• Given instruction
Every line below that holds the string "values" should be copied out.
* * * * * * * * *
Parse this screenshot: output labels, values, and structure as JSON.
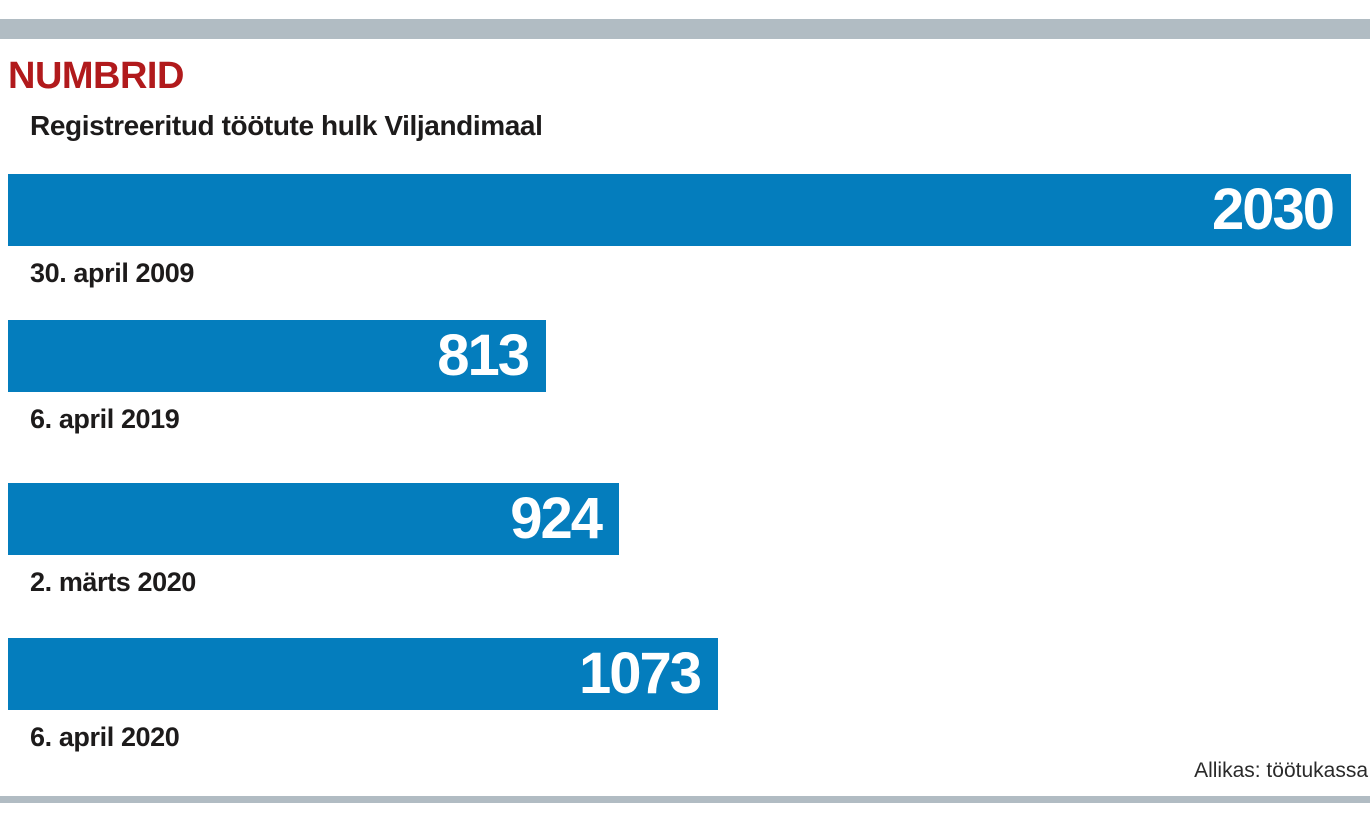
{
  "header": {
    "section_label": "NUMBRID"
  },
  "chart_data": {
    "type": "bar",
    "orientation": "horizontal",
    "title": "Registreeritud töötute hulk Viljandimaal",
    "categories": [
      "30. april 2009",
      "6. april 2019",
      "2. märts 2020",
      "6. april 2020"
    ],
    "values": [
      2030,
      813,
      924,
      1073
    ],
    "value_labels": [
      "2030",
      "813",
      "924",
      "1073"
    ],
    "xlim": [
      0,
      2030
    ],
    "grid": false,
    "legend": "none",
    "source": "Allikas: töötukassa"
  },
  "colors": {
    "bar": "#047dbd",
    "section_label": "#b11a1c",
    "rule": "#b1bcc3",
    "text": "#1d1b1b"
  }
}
* * * * * * * * *
• Written reply
Parse this screenshot: output labels, values, and structure as JSON.
    "values": [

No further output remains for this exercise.